* _Lines of data_
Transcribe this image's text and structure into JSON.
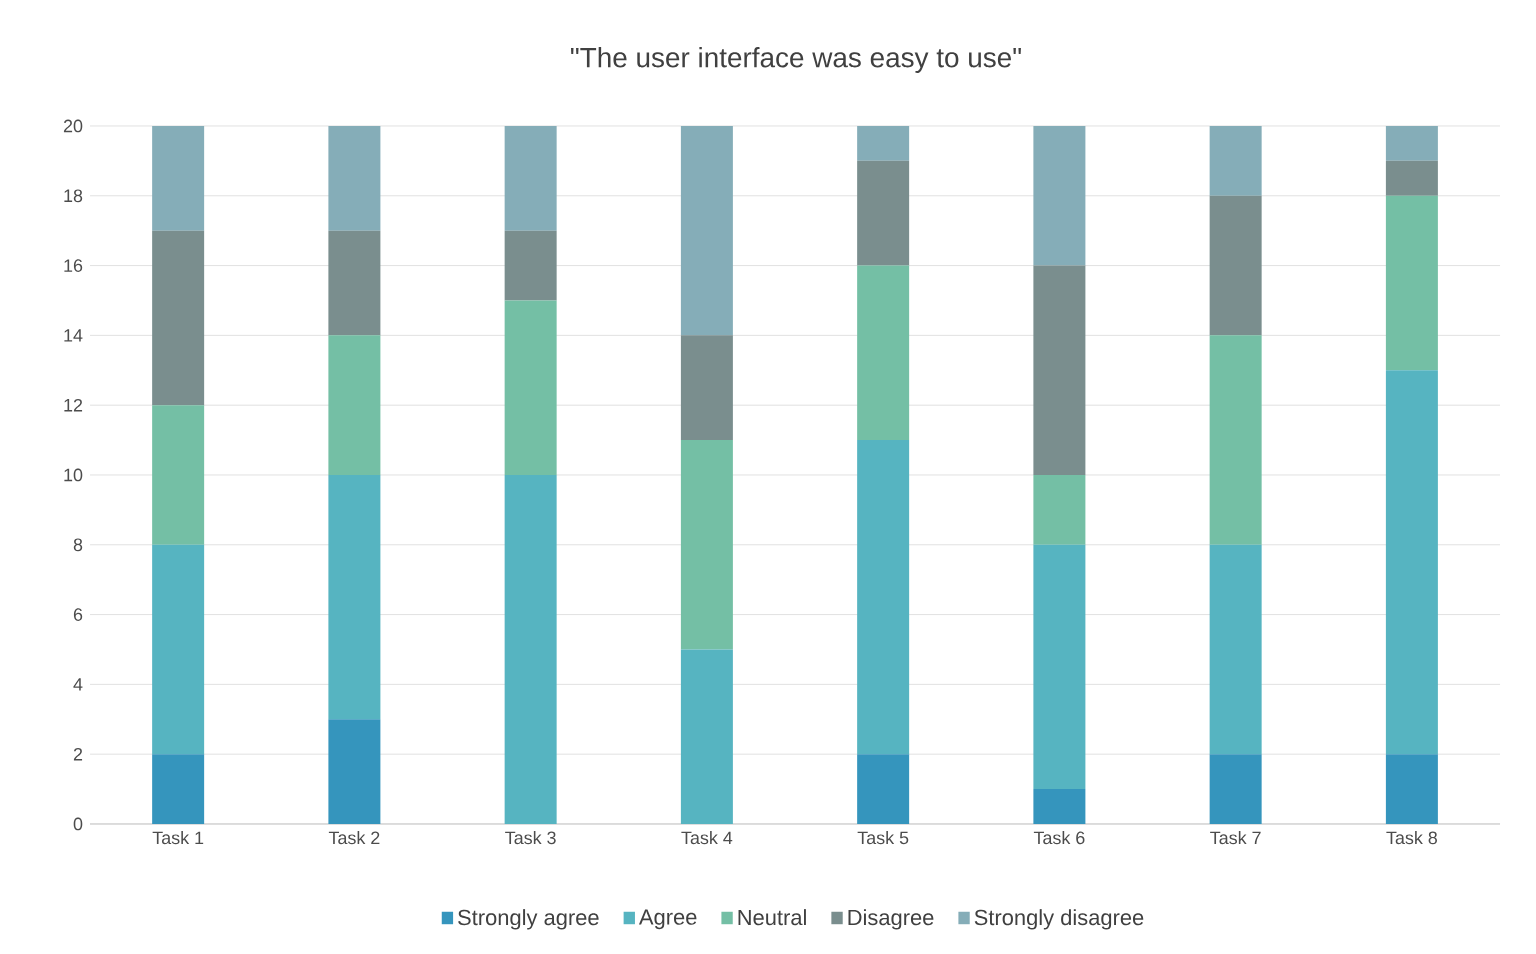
{
  "chart_data": {
    "type": "bar",
    "title": "\"The user interface was easy to use\"",
    "categories": [
      "Task 1",
      "Task 2",
      "Task 3",
      "Task 4",
      "Task 5",
      "Task 6",
      "Task 7",
      "Task 8"
    ],
    "stacked": true,
    "series": [
      {
        "name": "Strongly agree",
        "color": "#3595bd",
        "values": [
          2,
          3,
          0,
          0,
          2,
          1,
          2,
          2
        ]
      },
      {
        "name": "Agree",
        "color": "#56b4c1",
        "values": [
          6,
          7,
          10,
          5,
          9,
          7,
          6,
          11
        ]
      },
      {
        "name": "Neutral",
        "color": "#74bfa5",
        "values": [
          4,
          4,
          5,
          6,
          5,
          2,
          6,
          5
        ]
      },
      {
        "name": "Disagree",
        "color": "#7a8e8e",
        "values": [
          5,
          3,
          2,
          3,
          3,
          6,
          4,
          1
        ]
      },
      {
        "name": "Strongly disagree",
        "color": "#85adb8",
        "values": [
          3,
          3,
          3,
          6,
          1,
          4,
          2,
          1
        ]
      }
    ],
    "ylim": [
      0,
      20
    ],
    "yticks": [
      0,
      2,
      4,
      6,
      8,
      10,
      12,
      14,
      16,
      18,
      20
    ],
    "grid": "y",
    "legend": "bottom"
  }
}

* _GOAL_
Locate the lines above that contain "name" and copy them.

* _EXERCISE RESULT_
        "name": "Strongly agree",
        "name": "Agree",
        "name": "Neutral",
        "name": "Disagree",
        "name": "Strongly disagree",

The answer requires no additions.